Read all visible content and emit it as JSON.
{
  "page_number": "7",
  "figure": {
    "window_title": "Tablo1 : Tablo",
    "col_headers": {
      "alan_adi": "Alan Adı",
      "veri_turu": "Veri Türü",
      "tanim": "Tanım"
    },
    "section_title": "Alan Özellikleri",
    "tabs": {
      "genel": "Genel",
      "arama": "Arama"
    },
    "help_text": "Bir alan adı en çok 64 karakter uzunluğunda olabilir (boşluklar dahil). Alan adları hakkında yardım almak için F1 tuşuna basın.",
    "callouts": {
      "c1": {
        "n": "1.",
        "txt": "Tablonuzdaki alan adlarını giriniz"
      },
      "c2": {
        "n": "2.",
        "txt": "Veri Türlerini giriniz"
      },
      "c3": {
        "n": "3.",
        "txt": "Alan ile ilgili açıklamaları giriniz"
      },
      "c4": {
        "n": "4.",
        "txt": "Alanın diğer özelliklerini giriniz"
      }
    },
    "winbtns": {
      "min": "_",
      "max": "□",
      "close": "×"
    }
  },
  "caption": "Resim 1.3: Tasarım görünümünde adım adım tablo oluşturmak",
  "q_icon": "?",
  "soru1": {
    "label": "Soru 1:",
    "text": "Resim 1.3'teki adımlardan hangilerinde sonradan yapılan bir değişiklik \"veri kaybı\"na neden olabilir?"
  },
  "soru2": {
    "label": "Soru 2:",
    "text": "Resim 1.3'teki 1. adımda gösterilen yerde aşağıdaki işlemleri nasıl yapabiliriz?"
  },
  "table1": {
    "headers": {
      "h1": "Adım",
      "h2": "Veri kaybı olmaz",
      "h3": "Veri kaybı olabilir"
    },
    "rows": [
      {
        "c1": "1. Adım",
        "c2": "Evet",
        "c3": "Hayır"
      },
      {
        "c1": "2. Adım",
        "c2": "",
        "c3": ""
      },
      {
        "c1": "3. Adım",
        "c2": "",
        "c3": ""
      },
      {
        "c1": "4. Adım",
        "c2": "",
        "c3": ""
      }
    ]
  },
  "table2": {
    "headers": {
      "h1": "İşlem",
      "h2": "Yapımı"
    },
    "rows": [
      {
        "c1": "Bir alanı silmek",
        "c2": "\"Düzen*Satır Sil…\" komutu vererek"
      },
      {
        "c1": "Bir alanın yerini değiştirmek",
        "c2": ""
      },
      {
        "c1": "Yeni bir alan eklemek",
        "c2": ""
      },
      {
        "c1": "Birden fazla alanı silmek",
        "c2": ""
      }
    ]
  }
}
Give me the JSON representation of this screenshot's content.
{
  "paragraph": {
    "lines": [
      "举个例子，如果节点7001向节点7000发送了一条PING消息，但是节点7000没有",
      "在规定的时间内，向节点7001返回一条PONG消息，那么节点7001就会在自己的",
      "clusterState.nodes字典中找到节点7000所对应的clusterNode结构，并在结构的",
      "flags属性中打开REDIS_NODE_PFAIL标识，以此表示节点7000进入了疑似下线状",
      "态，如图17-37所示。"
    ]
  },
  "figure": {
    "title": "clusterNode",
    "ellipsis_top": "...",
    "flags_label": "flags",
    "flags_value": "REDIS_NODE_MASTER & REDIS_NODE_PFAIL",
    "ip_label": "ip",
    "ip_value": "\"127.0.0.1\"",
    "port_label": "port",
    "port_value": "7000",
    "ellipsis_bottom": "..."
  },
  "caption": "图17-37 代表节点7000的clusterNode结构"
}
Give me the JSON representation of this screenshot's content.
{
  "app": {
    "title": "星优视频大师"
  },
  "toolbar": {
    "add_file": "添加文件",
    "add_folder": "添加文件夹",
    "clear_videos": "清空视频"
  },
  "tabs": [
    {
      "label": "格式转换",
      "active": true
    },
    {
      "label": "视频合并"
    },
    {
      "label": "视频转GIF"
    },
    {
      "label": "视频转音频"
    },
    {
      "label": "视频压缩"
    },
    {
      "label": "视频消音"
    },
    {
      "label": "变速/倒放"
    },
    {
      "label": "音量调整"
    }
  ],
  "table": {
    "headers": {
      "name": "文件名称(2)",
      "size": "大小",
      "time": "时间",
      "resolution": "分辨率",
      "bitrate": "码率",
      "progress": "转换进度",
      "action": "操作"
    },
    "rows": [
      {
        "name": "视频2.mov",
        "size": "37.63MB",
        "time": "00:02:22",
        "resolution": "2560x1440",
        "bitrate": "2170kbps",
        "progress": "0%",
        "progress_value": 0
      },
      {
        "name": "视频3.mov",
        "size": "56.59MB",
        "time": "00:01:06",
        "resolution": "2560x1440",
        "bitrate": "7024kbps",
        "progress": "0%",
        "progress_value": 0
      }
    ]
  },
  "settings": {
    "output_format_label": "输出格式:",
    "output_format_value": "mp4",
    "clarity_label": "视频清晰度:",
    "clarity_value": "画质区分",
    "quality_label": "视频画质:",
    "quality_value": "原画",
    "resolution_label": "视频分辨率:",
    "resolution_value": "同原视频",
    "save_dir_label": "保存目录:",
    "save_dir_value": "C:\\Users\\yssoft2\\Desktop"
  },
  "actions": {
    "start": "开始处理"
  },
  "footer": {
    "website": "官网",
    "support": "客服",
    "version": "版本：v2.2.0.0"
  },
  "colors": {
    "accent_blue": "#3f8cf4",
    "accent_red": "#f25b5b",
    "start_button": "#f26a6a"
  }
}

### Your instructions
Take the records above and return them exactly as written.

### Problem solution
Read all visible content and emit it as JSON.
{
  "page_number": "7",
  "figure": {
    "window_title": "Tablo1 : Tablo",
    "col_headers": {
      "alan_adi": "Alan Adı",
      "veri_turu": "Veri Türü",
      "tanim": "Tanım"
    },
    "section_title": "Alan Özellikleri",
    "tabs": {
      "genel": "Genel",
      "arama": "Arama"
    },
    "help_text": "Bir alan adı en çok 64 karakter uzunluğunda olabilir (boşluklar dahil). Alan adları hakkında yardım almak için F1 tuşuna basın.",
    "callouts": {
      "c1": {
        "n": "1.",
        "txt": "Tablonuzdaki alan adlarını giriniz"
      },
      "c2": {
        "n": "2.",
        "txt": "Veri Türlerini giriniz"
      },
      "c3": {
        "n": "3.",
        "txt": "Alan ile ilgili açıklamaları giriniz"
      },
      "c4": {
        "n": "4.",
        "txt": "Alanın diğer özelliklerini giriniz"
      }
    },
    "winbtns": {
      "min": "_",
      "max": "□",
      "close": "×"
    }
  },
  "caption": "Resim 1.3: Tasarım görünümünde adım adım tablo oluşturmak",
  "q_icon": "?",
  "soru1": {
    "label": "Soru 1:",
    "text": "Resim 1.3'teki adımlardan hangilerinde sonradan yapılan bir değişiklik \"veri kaybı\"na neden olabilir?"
  },
  "soru2": {
    "label": "Soru 2:",
    "text": "Resim 1.3'teki 1. adımda gösterilen yerde aşağıdaki işlemleri nasıl yapabiliriz?"
  },
  "table1": {
    "headers": {
      "h1": "Adım",
      "h2": "Veri kaybı olmaz",
      "h3": "Veri kaybı olabilir"
    },
    "rows": [
      {
        "c1": "1. Adım",
        "c2": "Evet",
        "c3": "Hayır"
      },
      {
        "c1": "2. Adım",
        "c2": "",
        "c3": ""
      },
      {
        "c1": "3. Adım",
        "c2": "",
        "c3": ""
      },
      {
        "c1": "4. Adım",
        "c2": "",
        "c3": ""
      }
    ]
  },
  "table2": {
    "headers": {
      "h1": "İşlem",
      "h2": "Yapımı"
    },
    "rows": [
      {
        "c1": "Bir alanı silmek",
        "c2": "\"Düzen*Satır Sil…\" komutu vererek"
      },
      {
        "c1": "Bir alanın yerini değiştirmek",
        "c2": ""
      },
      {
        "c1": "Yeni bir alan eklemek",
        "c2": ""
      },
      {
        "c1": "Birden fazla alanı silmek",
        "c2": ""
      }
    ]
  }
}
Give me the JSON representation of this screenshot's content.
{
  "paragraph": {
    "lines": [
      "举个例子，如果节点7001向节点7000发送了一条PING消息，但是节点7000没有",
      "在规定的时间内，向节点7001返回一条PONG消息，那么节点7001就会在自己的",
      "clusterState.nodes字典中找到节点7000所对应的clusterNode结构，并在结构的",
      "flags属性中打开REDIS_NODE_PFAIL标识，以此表示节点7000进入了疑似下线状",
      "态，如图17-37所示。"
    ]
  },
  "figure": {
    "title": "clusterNode",
    "ellipsis_top": "...",
    "flags_label": "flags",
    "flags_value": "REDIS_NODE_MASTER & REDIS_NODE_PFAIL",
    "ip_label": "ip",
    "ip_value": "\"127.0.0.1\"",
    "port_label": "port",
    "port_value": "7000",
    "ellipsis_bottom": "..."
  },
  "caption": "图17-37 代表节点7000的clusterNode结构"
}
Give me the JSON representation of this screenshot's content.
{
  "app": {
    "title": "星优视频大师"
  },
  "toolbar": {
    "add_file": "添加文件",
    "add_folder": "添加文件夹",
    "clear_videos": "清空视频"
  },
  "tabs": [
    {
      "label": "格式转换",
      "active": true
    },
    {
      "label": "视频合并"
    },
    {
      "label": "视频转GIF"
    },
    {
      "label": "视频转音频"
    },
    {
      "label": "视频压缩"
    },
    {
      "label": "视频消音"
    },
    {
      "label": "变速/倒放"
    },
    {
      "label": "音量调整"
    }
  ],
  "table": {
    "headers": {
      "name": "文件名称(2)",
      "size": "大小",
      "time": "时间",
      "resolution": "分辨率",
      "bitrate": "码率",
      "progress": "转换进度",
      "action": "操作"
    },
    "rows": [
      {
        "name": "视频2.mov",
        "size": "37.63MB",
        "time": "00:02:22",
        "resolution": "2560x1440",
        "bitrate": "2170kbps",
        "progress": "0%",
        "progress_value": 0
      },
      {
        "name": "视频3.mov",
        "size": "56.59MB",
        "time": "00:01:06",
        "resolution": "2560x1440",
        "bitrate": "7024kbps",
        "progress": "0%",
        "progress_value": 0
      }
    ]
  },
  "settings": {
    "output_format_label": "输出格式:",
    "output_format_value": "mp4",
    "clarity_label": "视频清晰度:",
    "clarity_value": "画质区分",
    "quality_label": "视频画质:",
    "quality_value": "原画",
    "resolution_label": "视频分辨率:",
    "resolution_value": "同原视频",
    "save_dir_label": "保存目录:",
    "save_dir_value": "C:\\Users\\yssoft2\\Desktop"
  },
  "actions": {
    "start": "开始处理"
  },
  "footer": {
    "website": "官网",
    "support": "客服",
    "version": "版本：v2.2.0.0"
  },
  "colors": {
    "accent_blue": "#3f8cf4",
    "accent_red": "#f25b5b",
    "start_button": "#f26a6a"
  }
}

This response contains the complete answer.